Records for this exercise>
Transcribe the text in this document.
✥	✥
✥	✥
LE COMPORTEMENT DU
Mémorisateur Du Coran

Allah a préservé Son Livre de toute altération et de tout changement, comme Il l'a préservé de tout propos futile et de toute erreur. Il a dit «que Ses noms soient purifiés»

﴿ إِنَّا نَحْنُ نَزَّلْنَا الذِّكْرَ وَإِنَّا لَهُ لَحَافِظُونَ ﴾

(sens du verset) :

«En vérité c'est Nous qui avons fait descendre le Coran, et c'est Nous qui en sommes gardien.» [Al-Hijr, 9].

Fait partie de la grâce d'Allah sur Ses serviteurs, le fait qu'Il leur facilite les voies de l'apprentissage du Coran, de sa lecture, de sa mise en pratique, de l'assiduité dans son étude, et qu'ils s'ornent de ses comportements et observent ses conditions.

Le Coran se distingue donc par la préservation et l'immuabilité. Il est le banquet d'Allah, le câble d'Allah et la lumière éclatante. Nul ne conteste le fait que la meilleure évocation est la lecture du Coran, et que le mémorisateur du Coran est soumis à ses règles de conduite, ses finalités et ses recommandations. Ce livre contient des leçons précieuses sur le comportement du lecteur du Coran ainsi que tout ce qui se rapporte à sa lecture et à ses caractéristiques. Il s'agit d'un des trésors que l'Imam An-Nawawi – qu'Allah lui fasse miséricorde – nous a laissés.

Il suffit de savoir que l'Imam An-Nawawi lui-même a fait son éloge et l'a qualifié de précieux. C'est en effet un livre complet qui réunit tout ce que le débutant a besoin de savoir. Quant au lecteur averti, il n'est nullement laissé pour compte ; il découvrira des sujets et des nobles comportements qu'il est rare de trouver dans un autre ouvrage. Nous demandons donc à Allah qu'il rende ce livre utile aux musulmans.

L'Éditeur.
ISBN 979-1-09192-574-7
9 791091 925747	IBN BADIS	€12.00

Short exercise> Return the entries above exactly, each one complete.

Solution below>
Transcribe the text in this document.
✥	✥
✥	✥
LE COMPORTEMENT DU
Mémorisateur Du Coran

Allah a préservé Son Livre de toute altération et de tout changement, comme Il l'a préservé de tout propos futile et de toute erreur. Il a dit «que Ses noms soient purifiés»

﴿ إِنَّا نَحْنُ نَزَّلْنَا الذِّكْرَ وَإِنَّا لَهُ لَحَافِظُونَ ﴾

(sens du verset) :

«En vérité c'est Nous qui avons fait descendre le Coran, et c'est Nous qui en sommes gardien.» [Al-Hijr, 9].

Fait partie de la grâce d'Allah sur Ses serviteurs, le fait qu'Il leur facilite les voies de l'apprentissage du Coran, de sa lecture, de sa mise en pratique, de l'assiduité dans son étude, et qu'ils s'ornent de ses comportements et observent ses conditions.

Le Coran se distingue donc par la préservation et l'immuabilité. Il est le banquet d'Allah, le câble d'Allah et la lumière éclatante. Nul ne conteste le fait que la meilleure évocation est la lecture du Coran, et que le mémorisateur du Coran est soumis à ses règles de conduite, ses finalités et ses recommandations. Ce livre contient des leçons précieuses sur le comportement du lecteur du Coran ainsi que tout ce qui se rapporte à sa lecture et à ses caractéristiques. Il s'agit d'un des trésors que l'Imam An-Nawawi – qu'Allah lui fasse miséricorde – nous a laissés.

Il suffit de savoir que l'Imam An-Nawawi lui-même a fait son éloge et l'a qualifié de précieux. C'est en effet un livre complet qui réunit tout ce que le débutant a besoin de savoir. Quant au lecteur averti, il n'est nullement laissé pour compte ; il découvrira des sujets et des nobles comportements qu'il est rare de trouver dans un autre ouvrage. Nous demandons donc à Allah qu'il rende ce livre utile aux musulmans.

L'Éditeur.
ISBN 979-1-09192-574-7
9 791091 925747	IBN BADIS	€12.00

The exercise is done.